>> BEGIN Listing
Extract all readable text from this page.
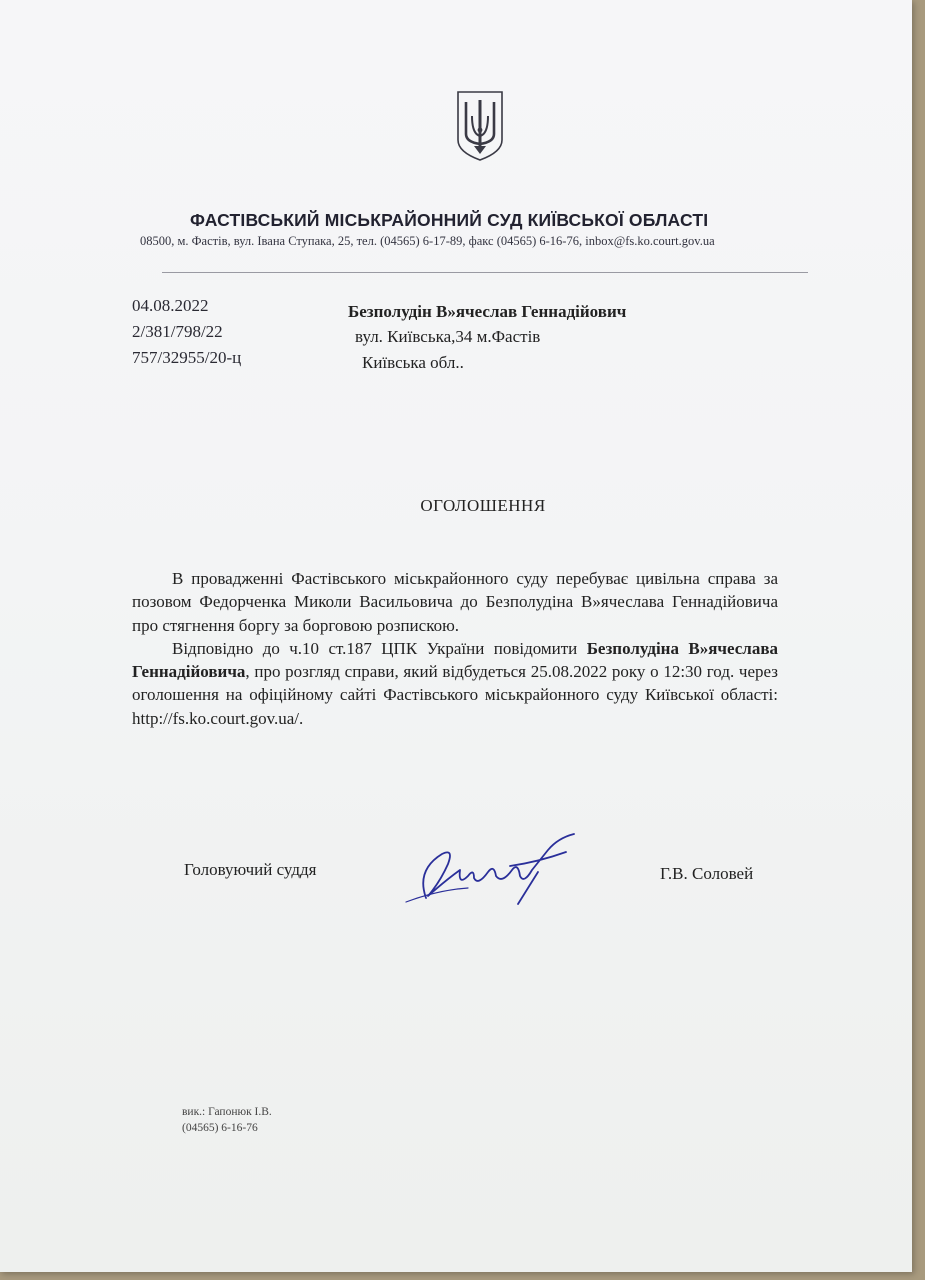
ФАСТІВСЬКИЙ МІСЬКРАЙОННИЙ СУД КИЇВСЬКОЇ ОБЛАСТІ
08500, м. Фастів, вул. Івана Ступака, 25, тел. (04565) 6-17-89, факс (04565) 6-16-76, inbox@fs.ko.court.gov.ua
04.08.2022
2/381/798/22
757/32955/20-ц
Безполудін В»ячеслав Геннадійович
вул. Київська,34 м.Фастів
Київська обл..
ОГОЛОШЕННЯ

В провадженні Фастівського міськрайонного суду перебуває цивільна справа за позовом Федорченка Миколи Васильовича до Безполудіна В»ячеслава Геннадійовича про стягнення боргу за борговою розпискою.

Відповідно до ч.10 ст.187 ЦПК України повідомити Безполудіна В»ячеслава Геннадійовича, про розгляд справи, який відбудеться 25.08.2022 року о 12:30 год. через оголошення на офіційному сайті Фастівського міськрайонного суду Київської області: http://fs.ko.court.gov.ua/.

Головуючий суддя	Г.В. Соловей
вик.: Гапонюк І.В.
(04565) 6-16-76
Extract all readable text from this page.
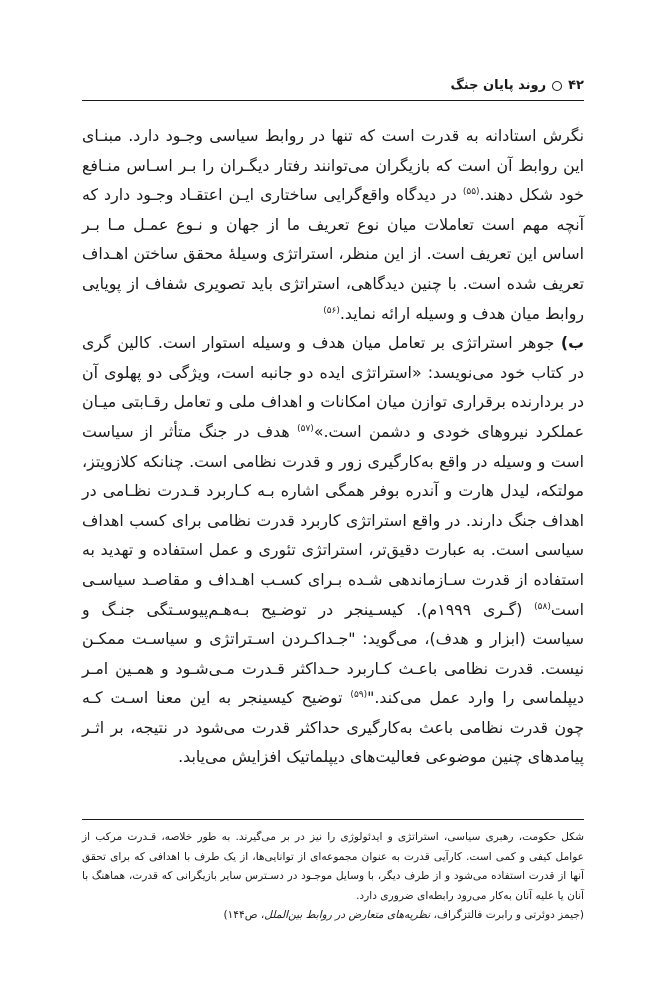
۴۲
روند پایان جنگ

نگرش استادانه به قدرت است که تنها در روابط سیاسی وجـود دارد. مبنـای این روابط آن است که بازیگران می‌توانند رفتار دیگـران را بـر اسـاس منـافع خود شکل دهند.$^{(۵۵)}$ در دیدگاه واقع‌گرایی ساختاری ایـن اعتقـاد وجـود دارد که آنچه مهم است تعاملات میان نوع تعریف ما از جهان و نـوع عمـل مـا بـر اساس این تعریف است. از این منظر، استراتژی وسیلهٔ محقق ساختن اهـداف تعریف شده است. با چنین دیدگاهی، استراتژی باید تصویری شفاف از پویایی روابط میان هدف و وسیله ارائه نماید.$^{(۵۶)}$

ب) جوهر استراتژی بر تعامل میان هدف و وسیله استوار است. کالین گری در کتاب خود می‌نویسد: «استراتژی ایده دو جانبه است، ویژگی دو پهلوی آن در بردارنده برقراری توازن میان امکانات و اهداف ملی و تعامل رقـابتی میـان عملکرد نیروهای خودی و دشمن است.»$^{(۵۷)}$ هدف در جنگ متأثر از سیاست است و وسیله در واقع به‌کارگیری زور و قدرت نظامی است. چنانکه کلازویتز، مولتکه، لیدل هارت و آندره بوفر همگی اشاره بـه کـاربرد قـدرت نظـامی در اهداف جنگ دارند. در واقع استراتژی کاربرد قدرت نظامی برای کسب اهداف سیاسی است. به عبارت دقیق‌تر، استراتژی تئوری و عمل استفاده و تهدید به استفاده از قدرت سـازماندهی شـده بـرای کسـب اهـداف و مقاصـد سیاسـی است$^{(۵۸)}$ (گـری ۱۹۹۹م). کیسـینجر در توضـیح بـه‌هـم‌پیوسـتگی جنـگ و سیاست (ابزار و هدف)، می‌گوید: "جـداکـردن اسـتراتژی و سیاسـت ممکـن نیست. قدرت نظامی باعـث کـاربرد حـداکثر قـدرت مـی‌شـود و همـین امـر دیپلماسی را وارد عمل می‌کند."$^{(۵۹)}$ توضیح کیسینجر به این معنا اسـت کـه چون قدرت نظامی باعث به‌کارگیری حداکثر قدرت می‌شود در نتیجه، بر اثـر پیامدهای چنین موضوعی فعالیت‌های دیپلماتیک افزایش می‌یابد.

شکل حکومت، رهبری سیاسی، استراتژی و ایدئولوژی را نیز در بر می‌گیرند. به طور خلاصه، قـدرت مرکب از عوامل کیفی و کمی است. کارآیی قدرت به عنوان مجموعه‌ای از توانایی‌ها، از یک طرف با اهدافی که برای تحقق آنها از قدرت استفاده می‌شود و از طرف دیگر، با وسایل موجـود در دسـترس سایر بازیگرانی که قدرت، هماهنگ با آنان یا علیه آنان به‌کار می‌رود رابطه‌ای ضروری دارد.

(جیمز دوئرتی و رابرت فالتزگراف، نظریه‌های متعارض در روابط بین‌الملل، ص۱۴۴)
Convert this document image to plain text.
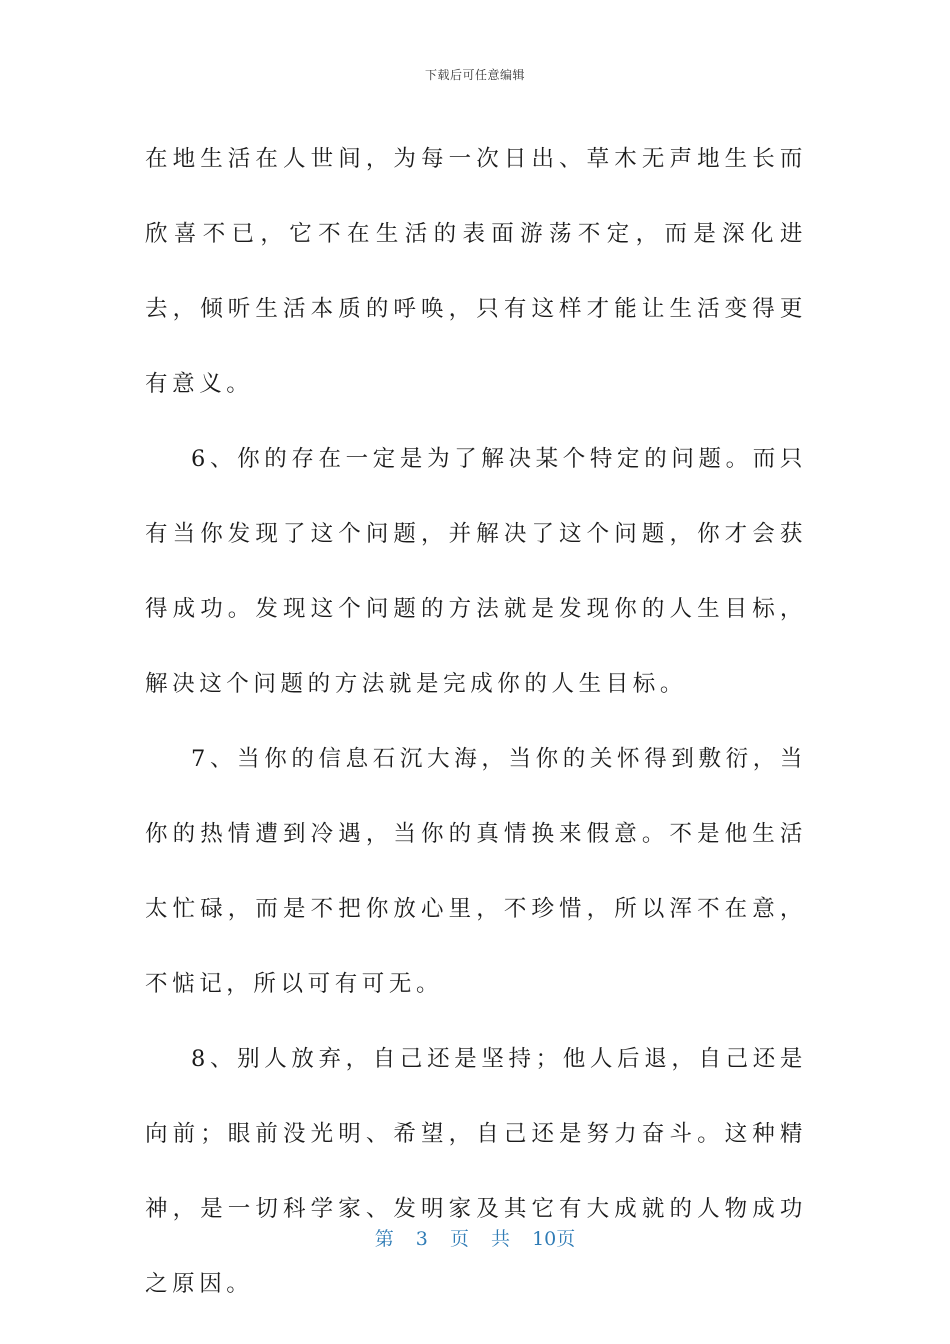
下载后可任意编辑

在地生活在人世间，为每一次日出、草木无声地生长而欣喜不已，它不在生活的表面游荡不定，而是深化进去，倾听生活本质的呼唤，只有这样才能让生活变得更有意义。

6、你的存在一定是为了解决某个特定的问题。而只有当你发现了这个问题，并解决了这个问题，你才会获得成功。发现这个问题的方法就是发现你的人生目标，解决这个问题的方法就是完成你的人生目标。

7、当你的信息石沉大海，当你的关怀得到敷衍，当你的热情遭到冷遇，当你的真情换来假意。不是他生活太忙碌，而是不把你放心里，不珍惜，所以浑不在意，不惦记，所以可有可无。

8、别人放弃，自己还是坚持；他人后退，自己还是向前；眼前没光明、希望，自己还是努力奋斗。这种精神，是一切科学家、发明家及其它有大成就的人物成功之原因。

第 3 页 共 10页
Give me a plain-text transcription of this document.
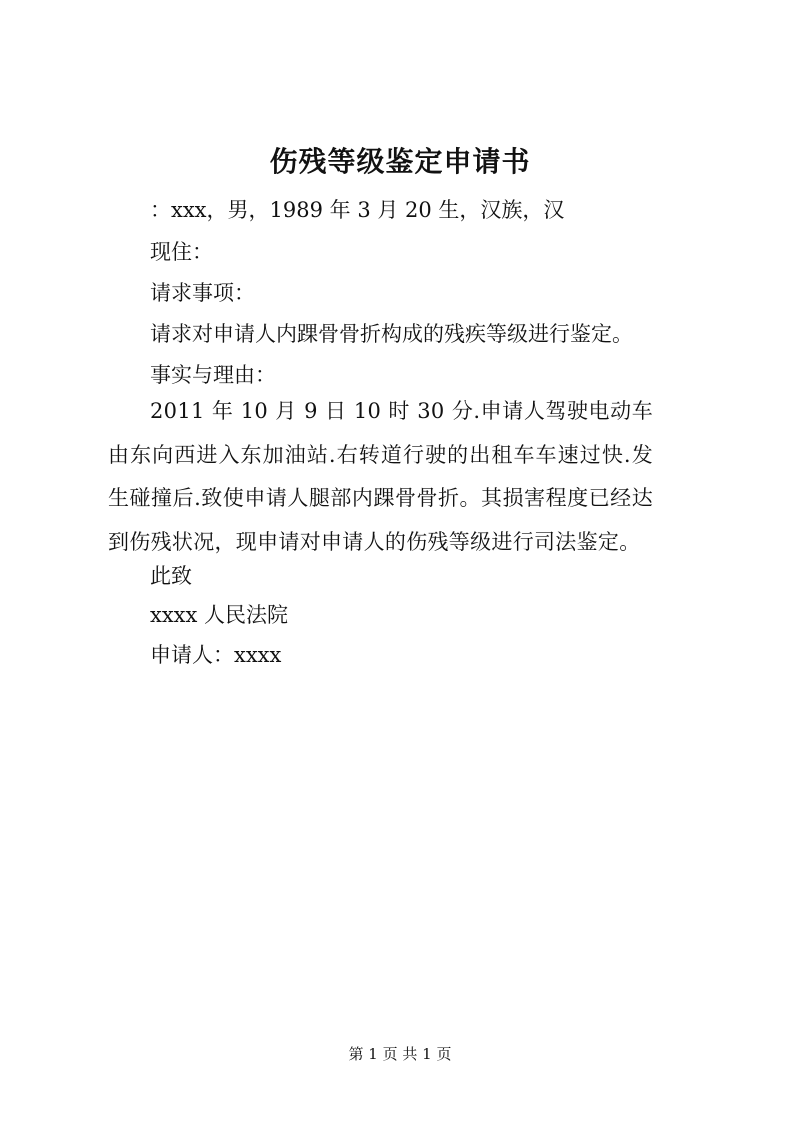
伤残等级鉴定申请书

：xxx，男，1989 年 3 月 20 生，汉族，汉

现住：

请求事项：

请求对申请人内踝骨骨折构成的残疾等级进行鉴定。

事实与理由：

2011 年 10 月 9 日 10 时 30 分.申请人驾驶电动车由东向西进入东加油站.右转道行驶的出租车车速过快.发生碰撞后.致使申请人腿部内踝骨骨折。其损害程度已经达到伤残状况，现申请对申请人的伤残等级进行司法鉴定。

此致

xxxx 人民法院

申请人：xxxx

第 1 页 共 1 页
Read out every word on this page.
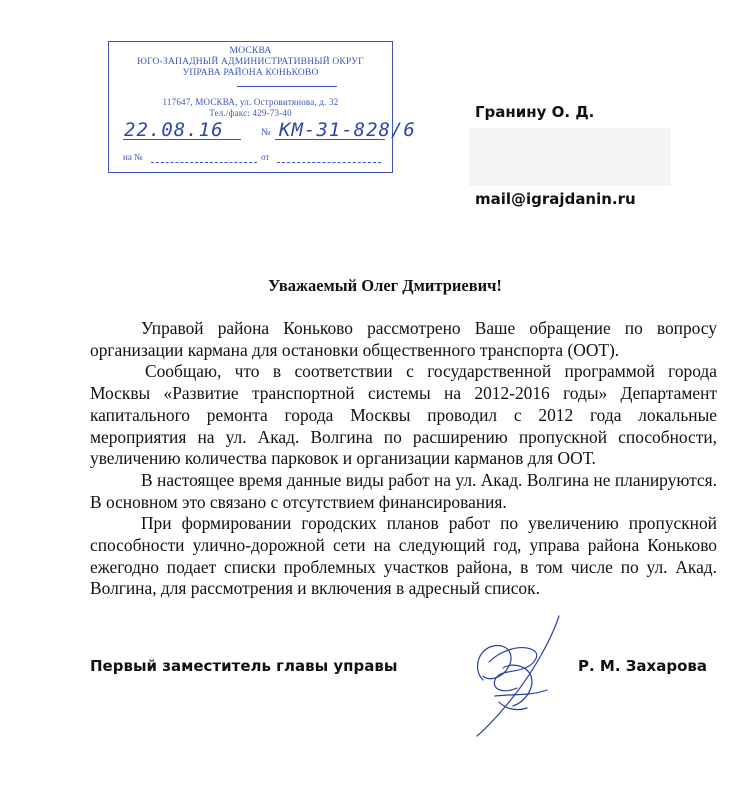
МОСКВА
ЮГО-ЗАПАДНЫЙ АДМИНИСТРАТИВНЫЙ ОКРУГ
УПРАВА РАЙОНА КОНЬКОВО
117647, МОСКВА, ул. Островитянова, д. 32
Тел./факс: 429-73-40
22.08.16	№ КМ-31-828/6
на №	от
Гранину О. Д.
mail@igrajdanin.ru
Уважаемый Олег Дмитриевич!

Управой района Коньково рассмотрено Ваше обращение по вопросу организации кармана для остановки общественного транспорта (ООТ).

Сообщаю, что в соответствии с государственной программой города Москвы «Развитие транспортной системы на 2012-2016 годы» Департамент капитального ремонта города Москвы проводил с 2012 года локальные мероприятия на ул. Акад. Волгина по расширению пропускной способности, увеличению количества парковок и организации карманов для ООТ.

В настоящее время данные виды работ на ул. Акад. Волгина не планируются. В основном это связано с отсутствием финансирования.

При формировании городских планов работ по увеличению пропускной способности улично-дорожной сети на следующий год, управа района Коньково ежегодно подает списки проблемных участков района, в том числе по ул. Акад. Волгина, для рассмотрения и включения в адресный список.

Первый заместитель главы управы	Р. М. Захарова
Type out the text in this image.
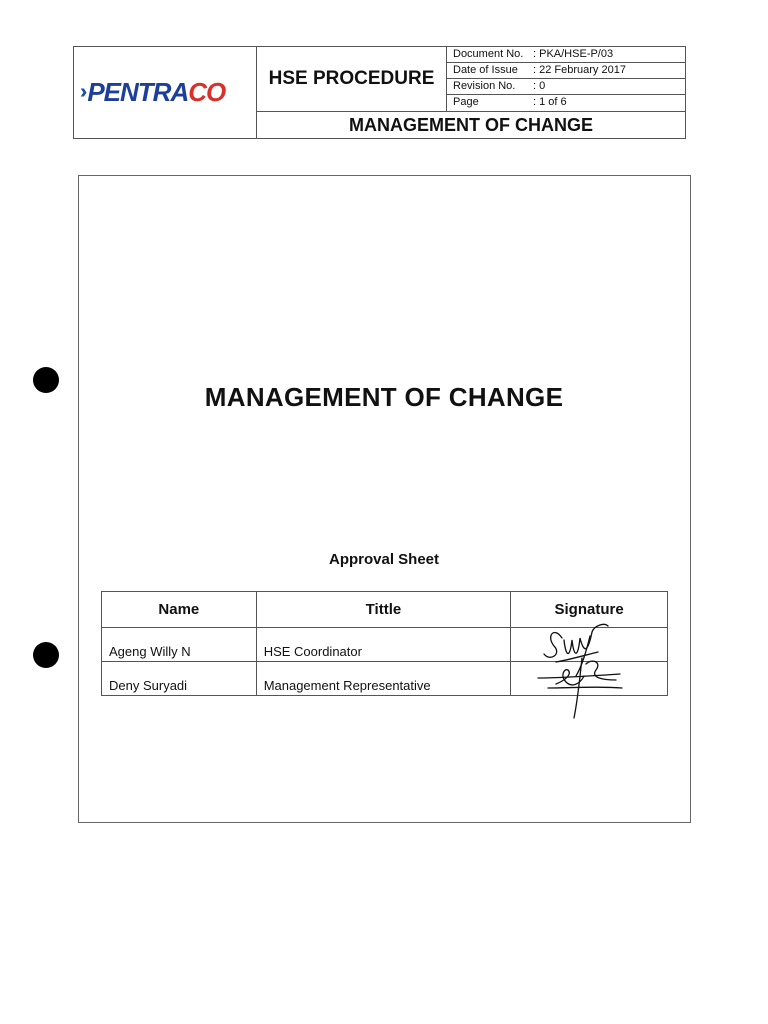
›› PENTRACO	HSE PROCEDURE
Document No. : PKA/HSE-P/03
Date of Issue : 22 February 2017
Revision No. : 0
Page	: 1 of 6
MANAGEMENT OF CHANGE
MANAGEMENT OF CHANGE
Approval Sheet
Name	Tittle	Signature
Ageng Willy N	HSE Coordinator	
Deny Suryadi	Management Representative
>> END Listing
Task prompt:
Look through the data above. Copy every line with the string "пропускной" in it.

Problem solution:
Сообщаю, что в соответствии с государственной программой города Москвы «Развитие транспортной системы на 2012-2016 годы» Департамент капитального ремонта города Москвы проводил с 2012 года локальные мероприятия на ул. Акад. Волгина по расширению пропускной способности, увеличению количества парковок и организации карманов для ООТ.
При формировании городских планов работ по увеличению пропускной способности улично-дорожной сети на следующий год, управа района Коньково ежегодно подает списки проблемных участков района, в том числе по ул. Акад. Волгина, для рассмотрения и включения в адресный список.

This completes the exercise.